[Raw records]
** BEGIN **

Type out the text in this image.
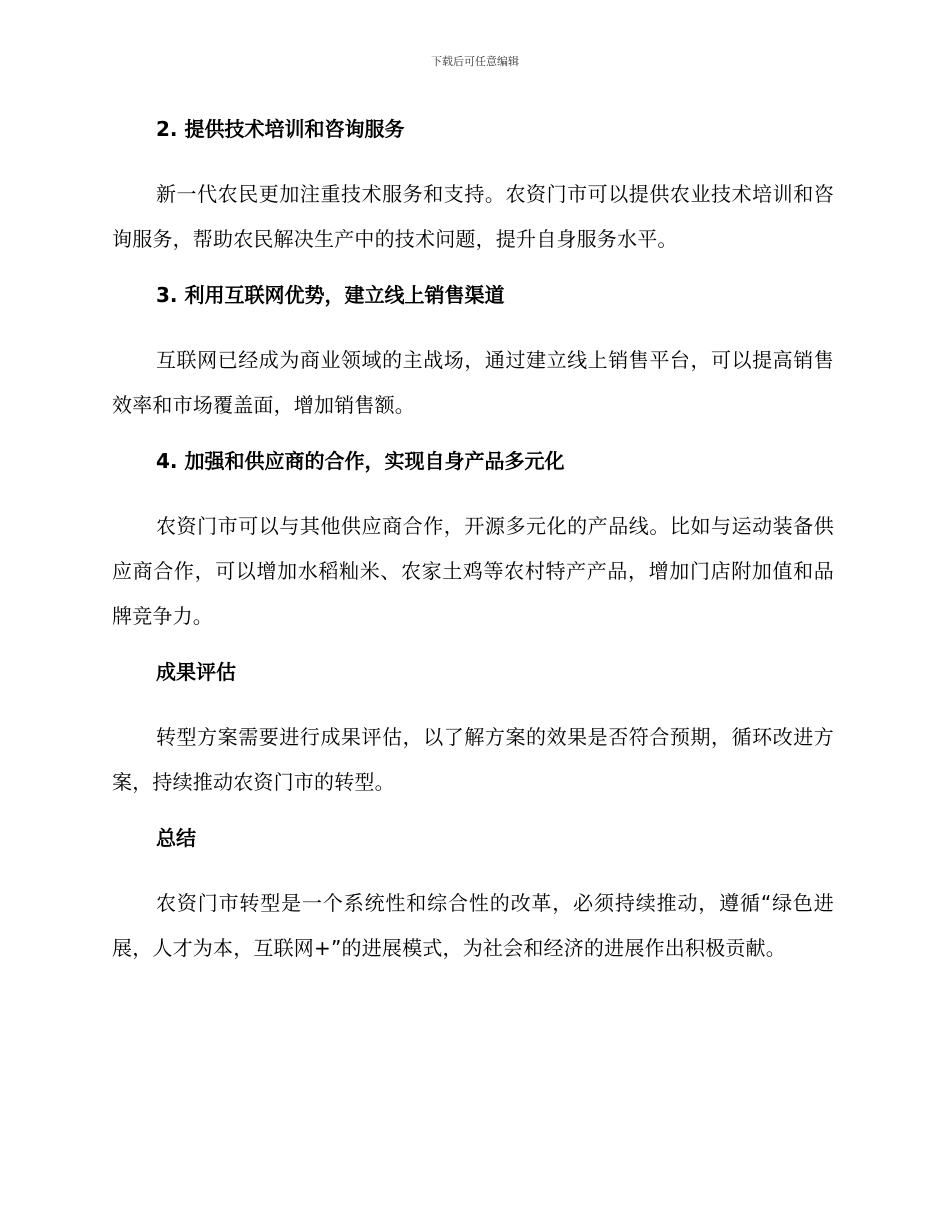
下载后可任意编辑
2. 提供技术培训和咨询服务

新一代农民更加注重技术服务和支持。农资门市可以提供农业技术培训和咨询服务，帮助农民解决生产中的技术问题，提升自身服务水平。

3. 利用互联网优势，建立线上销售渠道

互联网已经成为商业领域的主战场，通过建立线上销售平台，可以提高销售效率和市场覆盖面，增加销售额。

4. 加强和供应商的合作，实现自身产品多元化

农资门市可以与其他供应商合作，开源多元化的产品线。比如与运动装备供应商合作，可以增加水稻籼米、农家土鸡等农村特产产品，增加门店附加值和品牌竞争力。

成果评估

转型方案需要进行成果评估，以了解方案的效果是否符合预期，循环改进方案，持续推动农资门市的转型。

总结

农资门市转型是一个系统性和综合性的改革，必须持续推动，遵循“绿色进展，人才为本，互联网+”的进展模式，为社会和经济的进展作出积极贡献。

** END **

> _WHAT IS REQUIRED_
Restate the entire listing word for word, excluding pictures.

> _REPLY TO THE TASK_
Type out the text in this image.
下载后可任意编辑
2. 提供技术培训和咨询服务

新一代农民更加注重技术服务和支持。农资门市可以提供农业技术培训和咨询服务，帮助农民解决生产中的技术问题，提升自身服务水平。

3. 利用互联网优势，建立线上销售渠道

互联网已经成为商业领域的主战场，通过建立线上销售平台，可以提高销售效率和市场覆盖面，增加销售额。

4. 加强和供应商的合作，实现自身产品多元化

农资门市可以与其他供应商合作，开源多元化的产品线。比如与运动装备供应商合作，可以增加水稻籼米、农家土鸡等农村特产产品，增加门店附加值和品牌竞争力。

成果评估

转型方案需要进行成果评估，以了解方案的效果是否符合预期，循环改进方案，持续推动农资门市的转型。

总结

农资门市转型是一个系统性和综合性的改革，必须持续推动，遵循“绿色进展，人才为本，互联网+”的进展模式，为社会和经济的进展作出积极贡献。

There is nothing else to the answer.